▶ SUPPLIED RECORDS:
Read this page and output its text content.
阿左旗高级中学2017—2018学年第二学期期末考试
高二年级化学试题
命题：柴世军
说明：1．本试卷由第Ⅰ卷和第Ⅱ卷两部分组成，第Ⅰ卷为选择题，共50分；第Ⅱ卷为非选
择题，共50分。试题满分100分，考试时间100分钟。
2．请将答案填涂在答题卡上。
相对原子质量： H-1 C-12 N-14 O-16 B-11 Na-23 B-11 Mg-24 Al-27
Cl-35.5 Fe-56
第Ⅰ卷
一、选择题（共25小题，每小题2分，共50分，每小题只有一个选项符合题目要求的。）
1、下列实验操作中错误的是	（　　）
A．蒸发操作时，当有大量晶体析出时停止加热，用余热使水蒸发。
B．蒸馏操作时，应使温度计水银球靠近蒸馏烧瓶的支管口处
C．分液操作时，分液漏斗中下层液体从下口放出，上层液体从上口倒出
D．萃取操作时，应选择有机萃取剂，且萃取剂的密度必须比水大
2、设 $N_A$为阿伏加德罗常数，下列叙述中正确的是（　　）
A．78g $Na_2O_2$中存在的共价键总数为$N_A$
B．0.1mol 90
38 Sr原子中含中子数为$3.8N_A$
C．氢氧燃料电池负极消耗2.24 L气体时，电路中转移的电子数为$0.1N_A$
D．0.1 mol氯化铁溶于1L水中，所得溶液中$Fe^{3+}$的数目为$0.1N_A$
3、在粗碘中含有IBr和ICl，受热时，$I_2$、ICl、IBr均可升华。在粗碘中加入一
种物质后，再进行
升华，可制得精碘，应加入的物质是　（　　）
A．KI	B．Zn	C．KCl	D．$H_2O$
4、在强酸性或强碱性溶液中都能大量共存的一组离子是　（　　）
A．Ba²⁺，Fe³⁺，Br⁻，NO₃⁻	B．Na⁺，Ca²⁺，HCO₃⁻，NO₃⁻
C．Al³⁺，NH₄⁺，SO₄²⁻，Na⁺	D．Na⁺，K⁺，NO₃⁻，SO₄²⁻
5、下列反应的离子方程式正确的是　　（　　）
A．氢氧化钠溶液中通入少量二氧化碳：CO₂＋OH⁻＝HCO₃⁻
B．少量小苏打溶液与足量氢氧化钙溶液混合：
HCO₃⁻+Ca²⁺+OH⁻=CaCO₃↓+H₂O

▶ TASK DIRECTIONS:
Check each line above for the word "HCO₃" and say how many have it, with nothing else.

▶ EXERCISE RESPONSE:
3